[Dataset items]
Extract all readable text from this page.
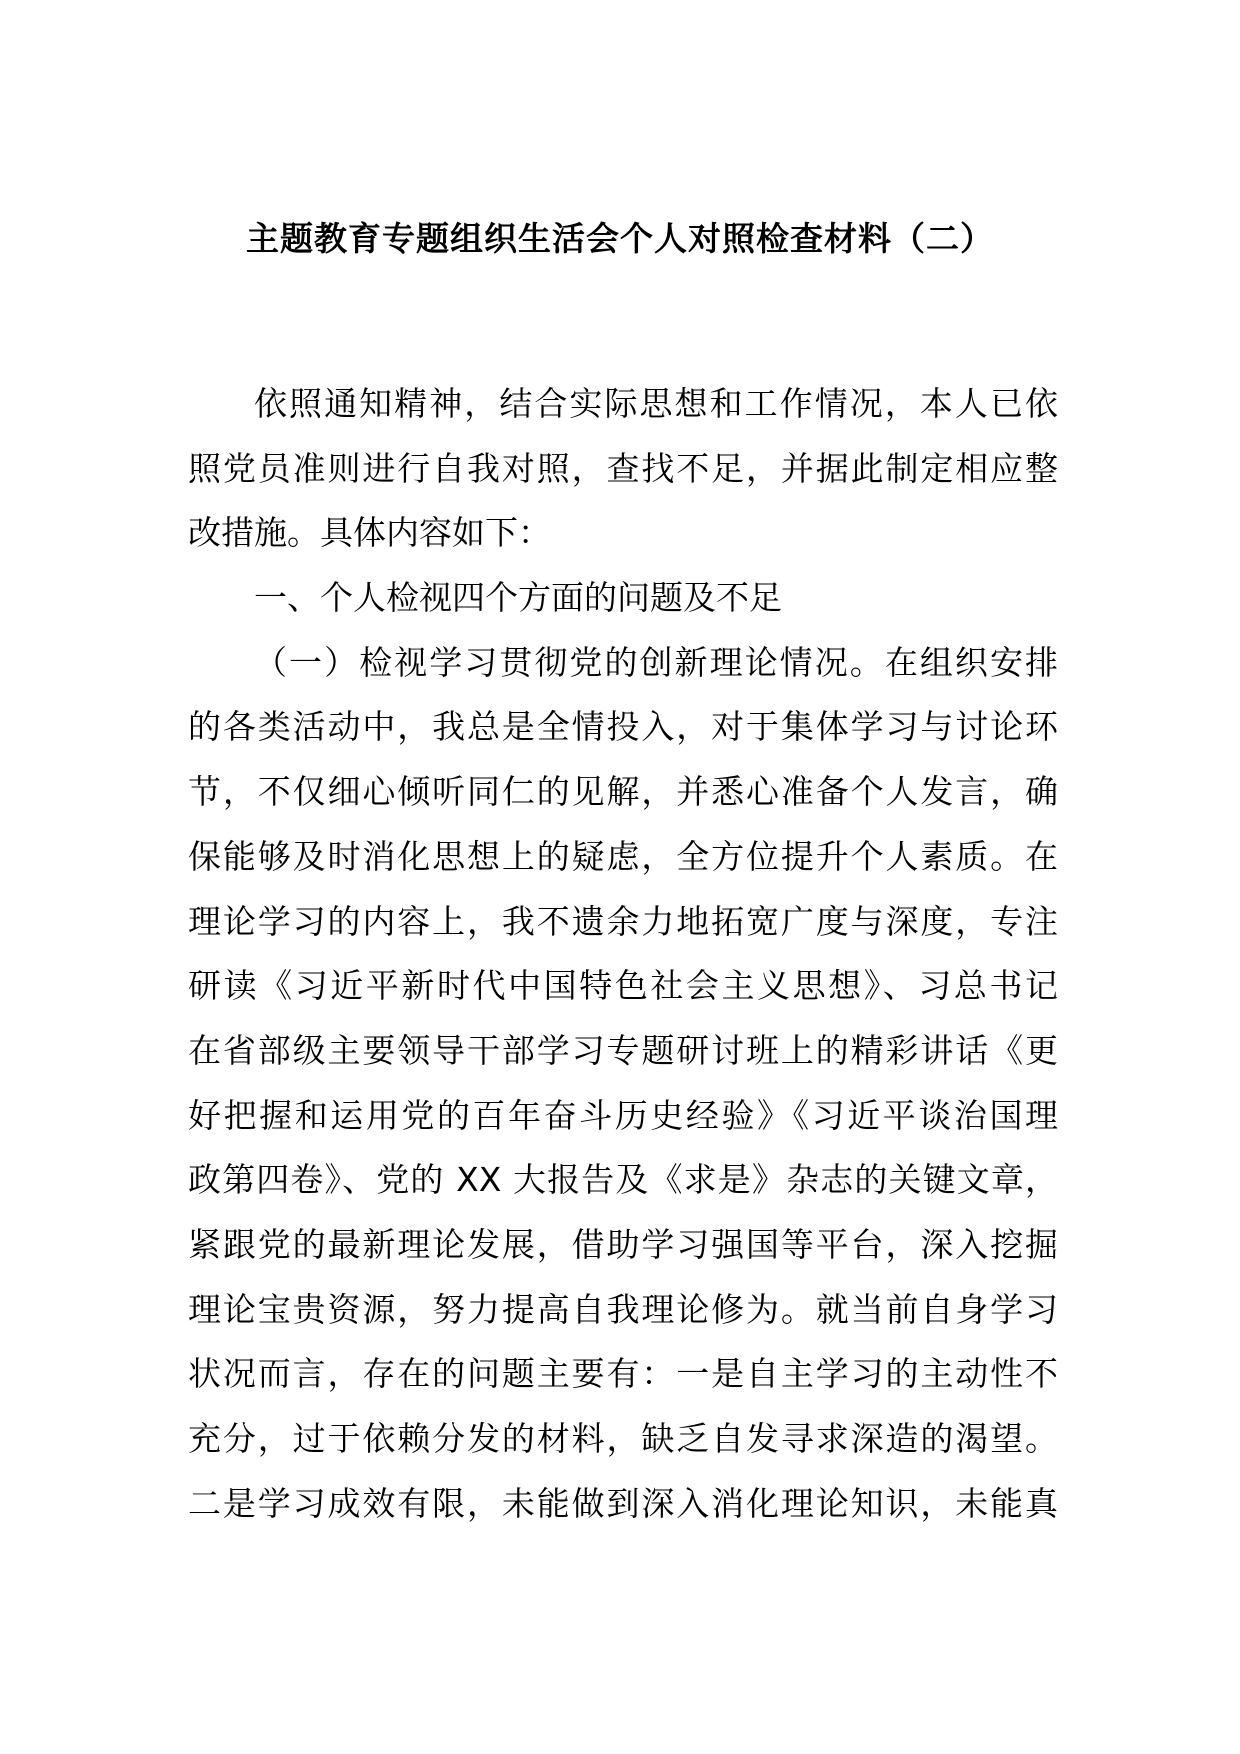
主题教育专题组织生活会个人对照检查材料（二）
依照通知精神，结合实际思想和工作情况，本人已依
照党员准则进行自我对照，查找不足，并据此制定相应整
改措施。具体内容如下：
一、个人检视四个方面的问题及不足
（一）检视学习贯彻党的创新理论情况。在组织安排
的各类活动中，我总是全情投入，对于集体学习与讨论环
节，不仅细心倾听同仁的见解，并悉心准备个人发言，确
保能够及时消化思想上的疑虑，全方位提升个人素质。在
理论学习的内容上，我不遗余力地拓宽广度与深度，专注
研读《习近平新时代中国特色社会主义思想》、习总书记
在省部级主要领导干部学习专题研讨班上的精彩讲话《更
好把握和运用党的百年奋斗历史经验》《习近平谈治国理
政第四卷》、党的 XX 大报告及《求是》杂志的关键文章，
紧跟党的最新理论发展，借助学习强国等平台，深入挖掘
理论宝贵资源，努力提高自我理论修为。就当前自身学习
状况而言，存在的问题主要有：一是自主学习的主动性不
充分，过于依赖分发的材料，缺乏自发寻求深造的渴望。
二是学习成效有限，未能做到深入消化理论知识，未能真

**CHALLENGE:**
Repeat the material above word for word and skip every image in it.

**FINISHED EXERCISE:**
Extract all readable text from this page.
主题教育专题组织生活会个人对照检查材料（二）
依照通知精神，结合实际思想和工作情况，本人已依
照党员准则进行自我对照，查找不足，并据此制定相应整
改措施。具体内容如下：
一、个人检视四个方面的问题及不足
（一）检视学习贯彻党的创新理论情况。在组织安排
的各类活动中，我总是全情投入，对于集体学习与讨论环
节，不仅细心倾听同仁的见解，并悉心准备个人发言，确
保能够及时消化思想上的疑虑，全方位提升个人素质。在
理论学习的内容上，我不遗余力地拓宽广度与深度，专注
研读《习近平新时代中国特色社会主义思想》、习总书记
在省部级主要领导干部学习专题研讨班上的精彩讲话《更
好把握和运用党的百年奋斗历史经验》《习近平谈治国理
政第四卷》、党的 XX 大报告及《求是》杂志的关键文章，
紧跟党的最新理论发展，借助学习强国等平台，深入挖掘
理论宝贵资源，努力提高自我理论修为。就当前自身学习
状况而言，存在的问题主要有：一是自主学习的主动性不
充分，过于依赖分发的材料，缺乏自发寻求深造的渴望。
二是学习成效有限，未能做到深入消化理论知识，未能真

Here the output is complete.